(Exercise aim):
Write out the full set of records below exactly.

[START Rows]

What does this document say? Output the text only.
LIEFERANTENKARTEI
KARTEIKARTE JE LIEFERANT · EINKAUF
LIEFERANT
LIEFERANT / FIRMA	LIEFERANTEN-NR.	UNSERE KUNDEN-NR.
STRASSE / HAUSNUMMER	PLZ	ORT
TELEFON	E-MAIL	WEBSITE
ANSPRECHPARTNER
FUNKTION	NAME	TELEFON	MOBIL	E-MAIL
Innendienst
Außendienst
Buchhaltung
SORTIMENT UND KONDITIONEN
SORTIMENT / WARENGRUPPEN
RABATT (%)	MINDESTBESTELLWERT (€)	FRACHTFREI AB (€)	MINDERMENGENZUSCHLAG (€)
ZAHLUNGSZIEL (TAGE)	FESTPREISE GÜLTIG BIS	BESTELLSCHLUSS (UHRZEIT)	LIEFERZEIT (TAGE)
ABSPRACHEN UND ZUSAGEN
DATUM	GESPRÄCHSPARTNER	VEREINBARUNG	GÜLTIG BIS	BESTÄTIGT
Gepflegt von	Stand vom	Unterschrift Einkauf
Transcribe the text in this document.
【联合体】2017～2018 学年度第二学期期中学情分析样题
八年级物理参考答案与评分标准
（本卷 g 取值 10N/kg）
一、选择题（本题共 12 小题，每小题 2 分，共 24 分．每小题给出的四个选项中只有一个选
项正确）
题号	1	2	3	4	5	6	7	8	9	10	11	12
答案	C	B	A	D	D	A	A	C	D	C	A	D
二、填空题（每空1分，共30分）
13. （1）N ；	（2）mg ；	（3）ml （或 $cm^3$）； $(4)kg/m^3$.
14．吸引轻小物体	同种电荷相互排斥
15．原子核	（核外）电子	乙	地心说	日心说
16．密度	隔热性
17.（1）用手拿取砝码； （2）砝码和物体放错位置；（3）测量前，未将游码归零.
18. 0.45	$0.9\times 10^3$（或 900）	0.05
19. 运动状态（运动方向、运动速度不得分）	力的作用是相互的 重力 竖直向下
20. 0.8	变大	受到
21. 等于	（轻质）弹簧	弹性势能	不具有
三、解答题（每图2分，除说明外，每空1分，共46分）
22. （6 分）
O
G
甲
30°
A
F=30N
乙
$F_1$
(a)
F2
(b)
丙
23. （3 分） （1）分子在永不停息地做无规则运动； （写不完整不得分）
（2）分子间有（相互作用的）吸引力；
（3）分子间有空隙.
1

[END Rows]

(Result for this task):
What does this document say? Output the text only.
LIEFERANTENKARTEI
KARTEIKARTE JE LIEFERANT · EINKAUF
LIEFERANT
LIEFERANT / FIRMA	LIEFERANTEN-NR.	UNSERE KUNDEN-NR.
STRASSE / HAUSNUMMER	PLZ	ORT
TELEFON	E-MAIL	WEBSITE
ANSPRECHPARTNER
FUNKTION	NAME	TELEFON	MOBIL	E-MAIL
Innendienst
Außendienst
Buchhaltung
SORTIMENT UND KONDITIONEN
SORTIMENT / WARENGRUPPEN
RABATT (%)	MINDESTBESTELLWERT (€)	FRACHTFREI AB (€)	MINDERMENGENZUSCHLAG (€)
ZAHLUNGSZIEL (TAGE)	FESTPREISE GÜLTIG BIS	BESTELLSCHLUSS (UHRZEIT)	LIEFERZEIT (TAGE)
ABSPRACHEN UND ZUSAGEN
DATUM	GESPRÄCHSPARTNER	VEREINBARUNG	GÜLTIG BIS	BESTÄTIGT
Gepflegt von	Stand vom	Unterschrift Einkauf
Transcribe the text in this document.
【联合体】2017～2018 学年度第二学期期中学情分析样题
八年级物理参考答案与评分标准
（本卷 g 取值 10N/kg）
一、选择题（本题共 12 小题，每小题 2 分，共 24 分．每小题给出的四个选项中只有一个选
项正确）
题号	1	2	3	4	5	6	7	8	9	10	11	12
答案	C	B	A	D	D	A	A	C	D	C	A	D
二、填空题（每空1分，共30分）
13. （1）N ；	（2）mg ；	（3）ml （或 $cm^3$）； $(4)kg/m^3$.
14．吸引轻小物体	同种电荷相互排斥
15．原子核	（核外）电子	乙	地心说	日心说
16．密度	隔热性
17.（1）用手拿取砝码； （2）砝码和物体放错位置；（3）测量前，未将游码归零.
18. 0.45	$0.9\times 10^3$（或 900）	0.05
19. 运动状态（运动方向、运动速度不得分）	力的作用是相互的 重力 竖直向下
20. 0.8	变大	受到
21. 等于	（轻质）弹簧	弹性势能	不具有
三、解答题（每图2分，除说明外，每空1分，共46分）
22. （6 分）
O
G
甲
30°
A
F=30N
乙
$F_1$
(a)
F2
(b)
丙
23. （3 分） （1）分子在永不停息地做无规则运动； （写不完整不得分）
（2）分子间有（相互作用的）吸引力；
（3）分子间有空隙.
1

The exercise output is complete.